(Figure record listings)

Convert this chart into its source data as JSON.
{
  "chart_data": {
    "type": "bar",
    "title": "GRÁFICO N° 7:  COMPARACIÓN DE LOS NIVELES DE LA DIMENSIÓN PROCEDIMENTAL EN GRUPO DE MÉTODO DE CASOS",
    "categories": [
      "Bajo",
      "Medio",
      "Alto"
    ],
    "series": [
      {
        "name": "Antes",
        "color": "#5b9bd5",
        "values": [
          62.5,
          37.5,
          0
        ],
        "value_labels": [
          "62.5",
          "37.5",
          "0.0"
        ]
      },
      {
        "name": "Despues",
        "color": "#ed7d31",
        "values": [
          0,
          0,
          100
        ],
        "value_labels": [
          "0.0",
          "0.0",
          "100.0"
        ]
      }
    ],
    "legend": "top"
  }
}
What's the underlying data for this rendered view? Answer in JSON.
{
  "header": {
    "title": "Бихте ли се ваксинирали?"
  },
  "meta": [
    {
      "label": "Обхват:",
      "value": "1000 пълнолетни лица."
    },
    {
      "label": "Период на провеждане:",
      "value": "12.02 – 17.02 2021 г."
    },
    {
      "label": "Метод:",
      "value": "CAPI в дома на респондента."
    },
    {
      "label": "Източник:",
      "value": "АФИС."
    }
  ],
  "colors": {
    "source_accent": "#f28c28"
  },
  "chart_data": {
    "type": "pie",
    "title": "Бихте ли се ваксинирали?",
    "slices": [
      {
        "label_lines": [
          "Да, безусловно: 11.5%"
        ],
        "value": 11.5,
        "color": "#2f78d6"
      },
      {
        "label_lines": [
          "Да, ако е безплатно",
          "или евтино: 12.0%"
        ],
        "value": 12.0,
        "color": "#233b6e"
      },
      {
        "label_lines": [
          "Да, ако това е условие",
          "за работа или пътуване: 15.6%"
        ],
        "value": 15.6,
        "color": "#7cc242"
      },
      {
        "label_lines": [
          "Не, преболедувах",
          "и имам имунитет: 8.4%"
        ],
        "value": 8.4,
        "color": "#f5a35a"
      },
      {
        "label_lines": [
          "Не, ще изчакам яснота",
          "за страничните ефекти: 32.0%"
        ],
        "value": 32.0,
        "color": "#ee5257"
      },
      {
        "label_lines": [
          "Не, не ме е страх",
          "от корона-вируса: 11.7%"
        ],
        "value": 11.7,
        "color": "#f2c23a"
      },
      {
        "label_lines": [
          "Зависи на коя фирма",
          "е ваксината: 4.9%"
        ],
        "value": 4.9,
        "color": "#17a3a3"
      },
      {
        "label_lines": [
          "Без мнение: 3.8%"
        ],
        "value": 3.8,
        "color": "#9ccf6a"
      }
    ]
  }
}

WRITTEN EXERCISE: For each line of the entries that includes "Бихте", show that line.

OUTPUT FOR THIS TASK:
    "title": "Бихте ли се ваксинирали?"
    "title": "Бихте ли се ваксинирали?",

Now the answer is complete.